What you are asked to do:
Spot every line with the word "hydroxide" and return it.

Data shown:
┏━━
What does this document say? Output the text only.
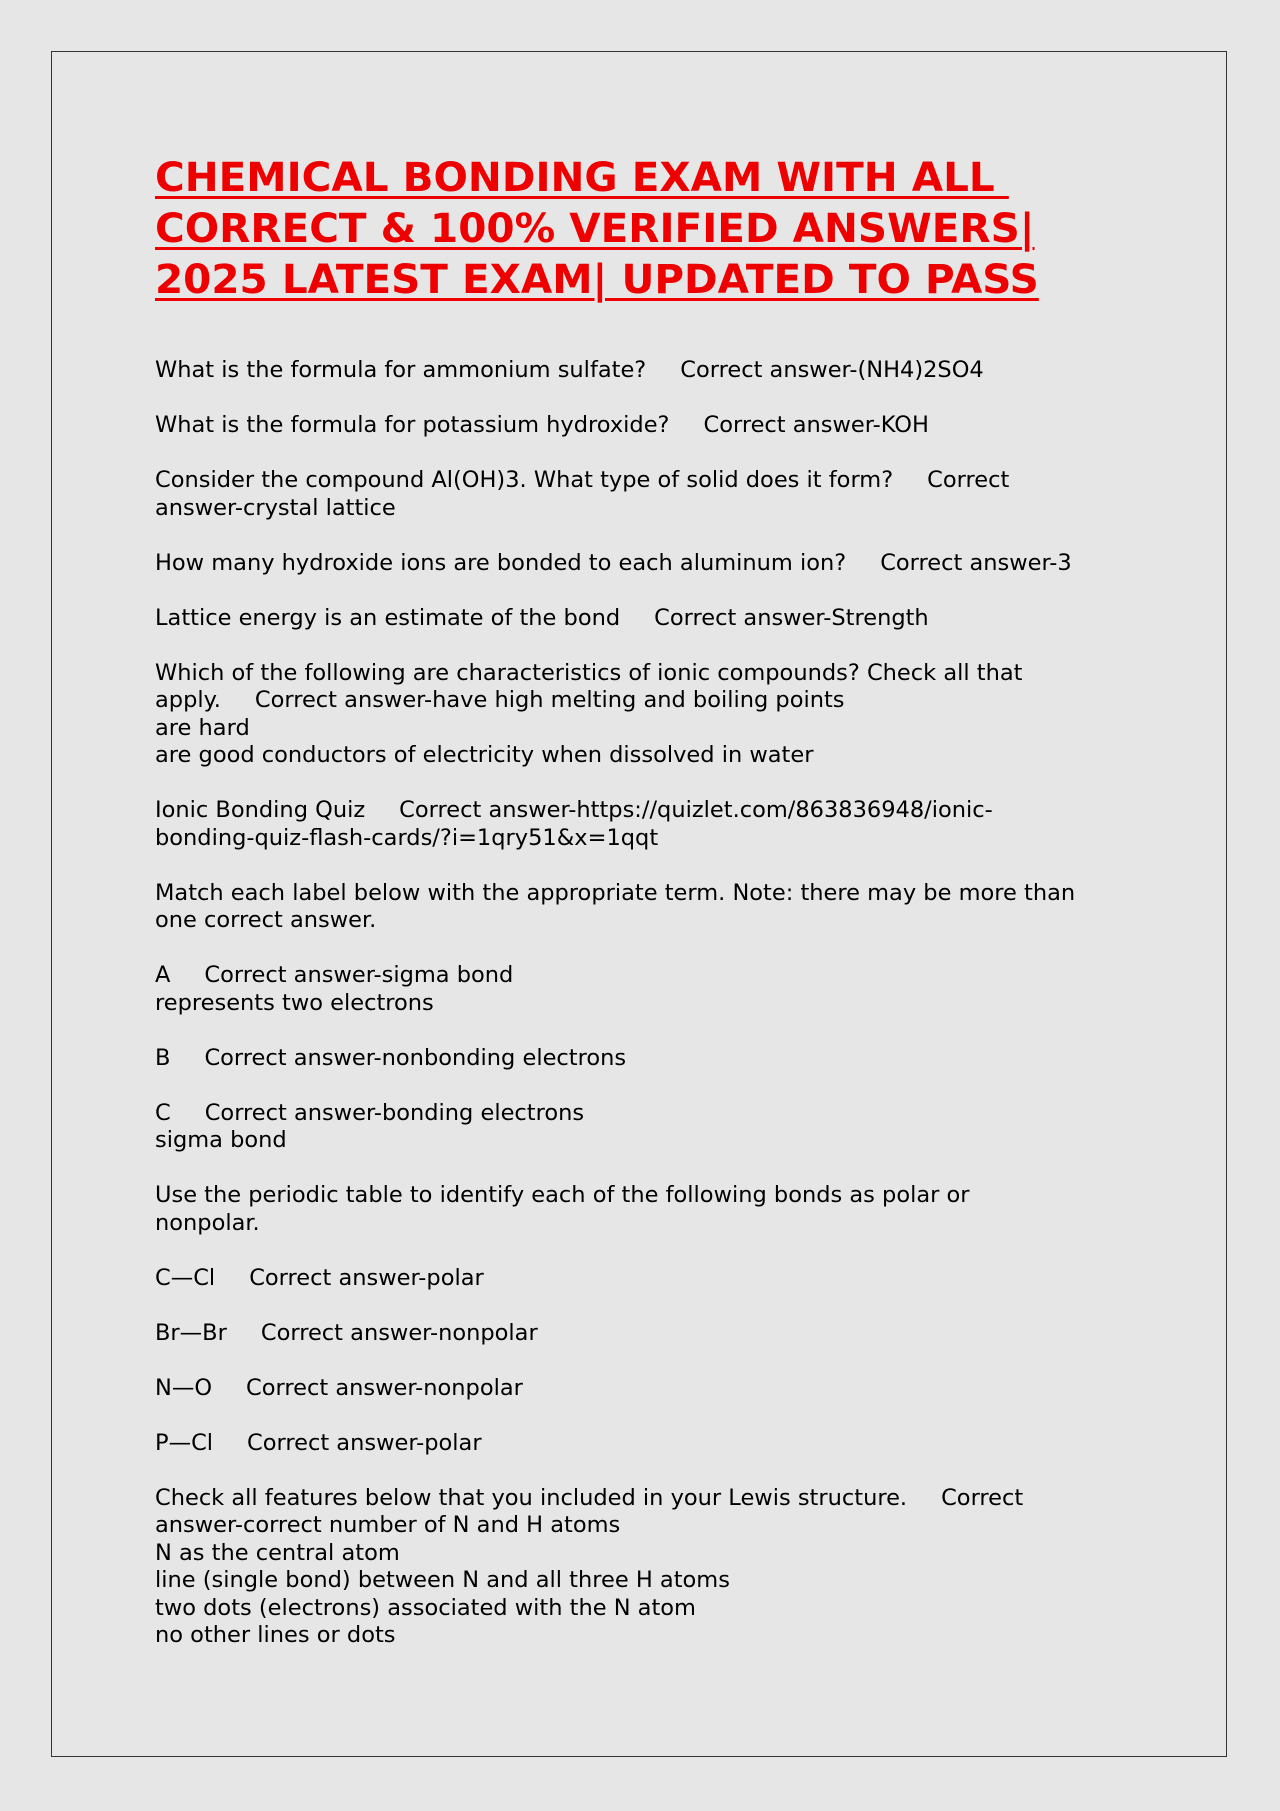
CHEMICAL BONDING EXAM WITH ALL
CORRECT & 100% VERIFIED ANSWERS|
2025 LATEST EXAM| UPDATED TO PASS

What is the formula for ammonium sulfate? Correct answer-(NH4)2SO4

What is the formula for potassium hydroxide? Correct answer-KOH

Consider the compound Al(OH)3. What type of solid does it form? Correct
answer-crystal lattice

How many hydroxide ions are bonded to each aluminum ion? Correct answer-3

Lattice energy is an estimate of the bond Correct answer-Strength

Which of the following are characteristics of ionic compounds? Check all that
apply. Correct answer-have high melting and boiling points
are hard
are good conductors of electricity when dissolved in water

Ionic Bonding Quiz Correct answer-https://quizlet.com/863836948/ionic-
bonding-quiz-flash-cards/?i=1qry51&x=1qqt

Match each label below with the appropriate term. Note: there may be more than
one correct answer.

A Correct answer-sigma bond
represents two electrons

B Correct answer-nonbonding electrons

C Correct answer-bonding electrons
sigma bond

Use the periodic table to identify each of the following bonds as polar or
nonpolar.

C—Cl Correct answer-polar

Br—Br Correct answer-nonpolar

N—O Correct answer-nonpolar

P—Cl Correct answer-polar

Check all features below that you included in your Lewis structure. Correct
answer-correct number of N and H atoms
N as the central atom
line (single bond) between N and all three H atoms
two dots (electrons) associated with the N atom
no other lines or dots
┗━━
Written reply:
What is the formula for potassium hydroxide? Correct answer-KOH
How many hydroxide ions are bonded to each aluminum ion? Correct answer-3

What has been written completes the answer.